_Your instructions_:
Reproduce the material word for word, from its first line through the line containing "- product-title-block[interactable]: N", with both of those lines included.

"""

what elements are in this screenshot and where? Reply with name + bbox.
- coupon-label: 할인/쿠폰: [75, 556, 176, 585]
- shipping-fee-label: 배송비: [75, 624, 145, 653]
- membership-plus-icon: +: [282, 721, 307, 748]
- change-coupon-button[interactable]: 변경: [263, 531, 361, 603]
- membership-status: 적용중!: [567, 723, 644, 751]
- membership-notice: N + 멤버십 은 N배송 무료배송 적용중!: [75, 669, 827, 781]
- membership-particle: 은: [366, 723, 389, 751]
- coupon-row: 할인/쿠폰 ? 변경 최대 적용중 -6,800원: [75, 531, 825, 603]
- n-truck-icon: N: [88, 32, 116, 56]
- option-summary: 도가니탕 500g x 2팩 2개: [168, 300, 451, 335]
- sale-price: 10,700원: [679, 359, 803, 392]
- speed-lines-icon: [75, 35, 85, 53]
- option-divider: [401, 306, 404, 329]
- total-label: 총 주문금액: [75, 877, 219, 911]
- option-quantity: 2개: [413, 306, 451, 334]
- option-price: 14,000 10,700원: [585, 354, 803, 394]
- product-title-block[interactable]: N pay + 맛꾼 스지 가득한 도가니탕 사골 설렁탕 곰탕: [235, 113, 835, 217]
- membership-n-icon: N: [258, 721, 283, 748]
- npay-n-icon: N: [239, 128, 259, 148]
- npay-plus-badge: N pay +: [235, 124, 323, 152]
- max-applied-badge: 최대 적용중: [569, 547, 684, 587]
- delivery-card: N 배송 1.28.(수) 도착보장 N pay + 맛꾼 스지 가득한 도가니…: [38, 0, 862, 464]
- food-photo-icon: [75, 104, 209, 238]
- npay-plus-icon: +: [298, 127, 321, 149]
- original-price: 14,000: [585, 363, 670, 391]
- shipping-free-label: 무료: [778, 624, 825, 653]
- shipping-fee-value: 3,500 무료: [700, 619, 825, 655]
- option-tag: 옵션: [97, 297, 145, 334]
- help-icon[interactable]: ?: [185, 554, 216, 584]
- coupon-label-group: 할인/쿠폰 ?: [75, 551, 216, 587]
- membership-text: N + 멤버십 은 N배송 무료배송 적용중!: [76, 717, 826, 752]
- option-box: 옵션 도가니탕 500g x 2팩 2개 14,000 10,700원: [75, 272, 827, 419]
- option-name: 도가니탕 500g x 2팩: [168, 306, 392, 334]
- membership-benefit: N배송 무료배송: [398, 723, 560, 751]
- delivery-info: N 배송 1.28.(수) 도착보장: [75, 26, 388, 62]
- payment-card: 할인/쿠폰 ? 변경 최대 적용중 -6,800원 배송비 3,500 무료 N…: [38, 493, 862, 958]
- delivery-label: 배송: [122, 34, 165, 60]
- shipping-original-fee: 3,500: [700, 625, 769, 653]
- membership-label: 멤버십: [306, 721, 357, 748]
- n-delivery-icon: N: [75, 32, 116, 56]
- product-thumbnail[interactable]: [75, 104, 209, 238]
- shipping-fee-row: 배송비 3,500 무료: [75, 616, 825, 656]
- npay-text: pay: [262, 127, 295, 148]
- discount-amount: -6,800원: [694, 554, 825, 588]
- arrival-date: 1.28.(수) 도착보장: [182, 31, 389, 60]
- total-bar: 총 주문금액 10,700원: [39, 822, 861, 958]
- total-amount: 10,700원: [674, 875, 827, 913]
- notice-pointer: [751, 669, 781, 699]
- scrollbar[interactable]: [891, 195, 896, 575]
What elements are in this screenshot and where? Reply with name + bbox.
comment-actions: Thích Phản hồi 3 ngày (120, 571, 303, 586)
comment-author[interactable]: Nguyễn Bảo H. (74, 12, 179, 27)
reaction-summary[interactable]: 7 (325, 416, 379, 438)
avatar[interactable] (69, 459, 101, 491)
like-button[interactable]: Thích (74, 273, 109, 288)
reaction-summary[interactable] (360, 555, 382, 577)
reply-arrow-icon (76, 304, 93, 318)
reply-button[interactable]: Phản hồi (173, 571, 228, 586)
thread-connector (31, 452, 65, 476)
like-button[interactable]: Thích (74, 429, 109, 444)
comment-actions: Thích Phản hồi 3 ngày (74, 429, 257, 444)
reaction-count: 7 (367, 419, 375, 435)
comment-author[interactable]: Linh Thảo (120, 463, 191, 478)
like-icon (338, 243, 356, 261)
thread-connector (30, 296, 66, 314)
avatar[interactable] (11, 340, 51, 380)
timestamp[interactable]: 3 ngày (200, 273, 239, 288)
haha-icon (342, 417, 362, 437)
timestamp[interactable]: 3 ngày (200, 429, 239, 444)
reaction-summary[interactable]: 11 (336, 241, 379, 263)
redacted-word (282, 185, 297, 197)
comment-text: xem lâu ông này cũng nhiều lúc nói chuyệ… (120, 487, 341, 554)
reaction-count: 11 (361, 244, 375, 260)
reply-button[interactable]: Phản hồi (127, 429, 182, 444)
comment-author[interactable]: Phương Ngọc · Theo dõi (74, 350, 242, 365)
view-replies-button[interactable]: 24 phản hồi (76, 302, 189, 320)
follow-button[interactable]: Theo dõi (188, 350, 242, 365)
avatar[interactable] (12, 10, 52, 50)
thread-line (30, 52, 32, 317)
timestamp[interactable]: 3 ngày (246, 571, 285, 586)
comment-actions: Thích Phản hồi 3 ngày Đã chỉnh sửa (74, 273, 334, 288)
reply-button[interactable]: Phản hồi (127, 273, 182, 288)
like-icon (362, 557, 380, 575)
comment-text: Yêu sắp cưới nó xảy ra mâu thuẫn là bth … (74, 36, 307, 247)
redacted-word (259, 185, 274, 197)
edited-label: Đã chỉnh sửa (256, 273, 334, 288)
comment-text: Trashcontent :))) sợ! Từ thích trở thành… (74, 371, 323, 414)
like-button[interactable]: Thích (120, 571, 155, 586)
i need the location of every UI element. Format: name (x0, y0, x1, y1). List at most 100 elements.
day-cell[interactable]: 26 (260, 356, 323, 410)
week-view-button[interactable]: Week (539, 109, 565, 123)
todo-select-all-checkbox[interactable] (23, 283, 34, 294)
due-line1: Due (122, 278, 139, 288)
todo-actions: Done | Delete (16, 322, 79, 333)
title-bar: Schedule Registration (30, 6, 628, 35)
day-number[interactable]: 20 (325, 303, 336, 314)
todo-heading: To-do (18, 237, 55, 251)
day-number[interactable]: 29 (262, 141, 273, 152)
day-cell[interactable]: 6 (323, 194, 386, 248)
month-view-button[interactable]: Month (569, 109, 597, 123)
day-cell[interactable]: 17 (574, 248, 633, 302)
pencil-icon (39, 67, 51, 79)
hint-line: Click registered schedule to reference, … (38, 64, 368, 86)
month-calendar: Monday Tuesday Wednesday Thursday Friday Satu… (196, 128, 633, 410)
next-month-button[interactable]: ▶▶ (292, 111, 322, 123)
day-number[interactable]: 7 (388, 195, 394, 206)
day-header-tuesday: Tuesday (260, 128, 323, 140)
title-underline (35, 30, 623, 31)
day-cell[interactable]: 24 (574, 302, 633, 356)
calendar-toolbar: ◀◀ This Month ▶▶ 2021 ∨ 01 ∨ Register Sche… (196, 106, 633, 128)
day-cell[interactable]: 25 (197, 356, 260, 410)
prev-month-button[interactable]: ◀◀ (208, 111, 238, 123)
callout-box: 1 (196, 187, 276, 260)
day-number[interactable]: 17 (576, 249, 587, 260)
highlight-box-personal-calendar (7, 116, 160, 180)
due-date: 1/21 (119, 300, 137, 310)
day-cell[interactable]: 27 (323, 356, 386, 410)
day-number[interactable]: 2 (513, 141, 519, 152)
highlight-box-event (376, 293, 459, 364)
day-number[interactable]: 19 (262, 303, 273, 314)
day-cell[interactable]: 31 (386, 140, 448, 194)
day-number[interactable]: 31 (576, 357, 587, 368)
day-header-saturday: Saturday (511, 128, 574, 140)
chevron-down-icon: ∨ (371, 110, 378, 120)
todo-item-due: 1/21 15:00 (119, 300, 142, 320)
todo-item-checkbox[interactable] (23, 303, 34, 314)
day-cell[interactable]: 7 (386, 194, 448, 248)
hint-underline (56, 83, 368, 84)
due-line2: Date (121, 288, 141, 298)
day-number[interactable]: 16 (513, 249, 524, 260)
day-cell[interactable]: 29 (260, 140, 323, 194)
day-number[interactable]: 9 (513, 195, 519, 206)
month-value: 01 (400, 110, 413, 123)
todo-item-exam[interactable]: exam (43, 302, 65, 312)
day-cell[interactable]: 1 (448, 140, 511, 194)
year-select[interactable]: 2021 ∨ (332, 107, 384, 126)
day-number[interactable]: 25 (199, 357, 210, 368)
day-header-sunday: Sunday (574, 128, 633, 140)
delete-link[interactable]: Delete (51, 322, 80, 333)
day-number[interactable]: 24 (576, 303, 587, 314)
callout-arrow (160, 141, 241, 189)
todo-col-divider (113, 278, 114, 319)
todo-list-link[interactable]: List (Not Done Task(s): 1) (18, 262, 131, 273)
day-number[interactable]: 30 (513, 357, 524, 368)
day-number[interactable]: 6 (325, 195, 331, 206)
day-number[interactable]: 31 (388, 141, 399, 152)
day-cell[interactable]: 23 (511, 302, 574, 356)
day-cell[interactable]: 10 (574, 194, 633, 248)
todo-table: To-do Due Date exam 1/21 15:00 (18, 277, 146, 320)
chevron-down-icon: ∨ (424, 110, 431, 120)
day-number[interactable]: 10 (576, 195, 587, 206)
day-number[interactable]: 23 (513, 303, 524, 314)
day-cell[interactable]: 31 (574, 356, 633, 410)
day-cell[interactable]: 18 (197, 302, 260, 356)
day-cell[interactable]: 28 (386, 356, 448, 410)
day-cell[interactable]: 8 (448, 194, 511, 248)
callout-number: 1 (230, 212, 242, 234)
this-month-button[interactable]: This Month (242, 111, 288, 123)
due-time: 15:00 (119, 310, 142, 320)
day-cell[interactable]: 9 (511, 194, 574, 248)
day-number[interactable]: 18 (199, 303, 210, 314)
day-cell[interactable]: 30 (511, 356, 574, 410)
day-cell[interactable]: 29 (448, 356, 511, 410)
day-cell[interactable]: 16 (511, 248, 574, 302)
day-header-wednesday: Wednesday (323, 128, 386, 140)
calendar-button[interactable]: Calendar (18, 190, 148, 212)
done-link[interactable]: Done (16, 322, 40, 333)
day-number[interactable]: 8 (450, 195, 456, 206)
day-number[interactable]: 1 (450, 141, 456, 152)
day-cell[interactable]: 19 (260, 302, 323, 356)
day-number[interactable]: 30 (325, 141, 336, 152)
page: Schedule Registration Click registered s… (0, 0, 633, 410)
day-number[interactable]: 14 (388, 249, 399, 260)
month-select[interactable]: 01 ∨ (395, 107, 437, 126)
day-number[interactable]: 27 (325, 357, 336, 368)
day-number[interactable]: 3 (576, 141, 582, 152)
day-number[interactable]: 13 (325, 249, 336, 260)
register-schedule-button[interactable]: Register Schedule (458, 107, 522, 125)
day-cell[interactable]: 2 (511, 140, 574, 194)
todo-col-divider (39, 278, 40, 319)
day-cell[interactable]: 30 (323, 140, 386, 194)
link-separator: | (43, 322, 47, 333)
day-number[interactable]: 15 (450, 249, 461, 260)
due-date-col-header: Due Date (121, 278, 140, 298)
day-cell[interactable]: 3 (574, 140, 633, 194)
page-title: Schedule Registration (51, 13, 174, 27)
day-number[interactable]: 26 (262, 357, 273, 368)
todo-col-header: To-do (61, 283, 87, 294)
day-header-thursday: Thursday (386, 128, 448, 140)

"""

_Full answer_:
what elements are in this screenshot and where? Reply with name + bbox.
- coupon-label: 할인/쿠폰: [75, 556, 176, 585]
- shipping-fee-label: 배송비: [75, 624, 145, 653]
- membership-plus-icon: +: [282, 721, 307, 748]
- change-coupon-button[interactable]: 변경: [263, 531, 361, 603]
- membership-status: 적용중!: [567, 723, 644, 751]
- membership-notice: N + 멤버십 은 N배송 무료배송 적용중!: [75, 669, 827, 781]
- membership-particle: 은: [366, 723, 389, 751]
- coupon-row: 할인/쿠폰 ? 변경 최대 적용중 -6,800원: [75, 531, 825, 603]
- n-truck-icon: N: [88, 32, 116, 56]
- option-summary: 도가니탕 500g x 2팩 2개: [168, 300, 451, 335]
- sale-price: 10,700원: [679, 359, 803, 392]
- speed-lines-icon: [75, 35, 85, 53]
- option-divider: [401, 306, 404, 329]
- total-label: 총 주문금액: [75, 877, 219, 911]
- option-quantity: 2개: [413, 306, 451, 334]
- option-price: 14,000 10,700원: [585, 354, 803, 394]
- product-title-block[interactable]: N pay + 맛꾼 스지 가득한 도가니탕 사골 설렁탕 곰탕: [235, 113, 835, 217]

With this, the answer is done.